(Recorded data)
◆ ◆ ◆ ◆ ◆

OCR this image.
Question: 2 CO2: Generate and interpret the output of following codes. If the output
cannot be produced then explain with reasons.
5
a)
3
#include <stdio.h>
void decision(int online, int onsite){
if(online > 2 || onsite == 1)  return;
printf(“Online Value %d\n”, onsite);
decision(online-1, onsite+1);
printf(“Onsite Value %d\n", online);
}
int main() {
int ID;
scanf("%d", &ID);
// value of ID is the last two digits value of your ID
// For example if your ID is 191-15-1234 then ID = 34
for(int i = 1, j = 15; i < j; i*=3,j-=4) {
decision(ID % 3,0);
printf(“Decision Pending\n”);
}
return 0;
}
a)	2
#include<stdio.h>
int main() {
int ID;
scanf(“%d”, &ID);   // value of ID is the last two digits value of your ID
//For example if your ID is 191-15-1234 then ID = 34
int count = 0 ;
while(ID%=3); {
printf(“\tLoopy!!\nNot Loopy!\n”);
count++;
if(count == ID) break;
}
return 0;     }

◆ ◆ ◆ ◆ ◆

▶ [What you have to do]: Every line above should be printed again exactly as it stands.

▶ [Full response]:
OCR this image.
Question: 2 CO2: Generate and interpret the output of following codes. If the output
cannot be produced then explain with reasons.
5
a)
3
#include <stdio.h>
void decision(int online, int onsite){
if(online > 2 || onsite == 1)  return;
printf(“Online Value %d\n”, onsite);
decision(online-1, onsite+1);
printf(“Onsite Value %d\n", online);
}
int main() {
int ID;
scanf("%d", &ID);
// value of ID is the last two digits value of your ID
// For example if your ID is 191-15-1234 then ID = 34
for(int i = 1, j = 15; i < j; i*=3,j-=4) {
decision(ID % 3,0);
printf(“Decision Pending\n”);
}
return 0;
}
a)	2
#include<stdio.h>
int main() {
int ID;
scanf(“%d”, &ID);   // value of ID is the last two digits value of your ID
//For example if your ID is 191-15-1234 then ID = 34
int count = 0 ;
while(ID%=3); {
printf(“\tLoopy!!\nNot Loopy!\n”);
count++;
if(count == ID) break;
}
return 0;     }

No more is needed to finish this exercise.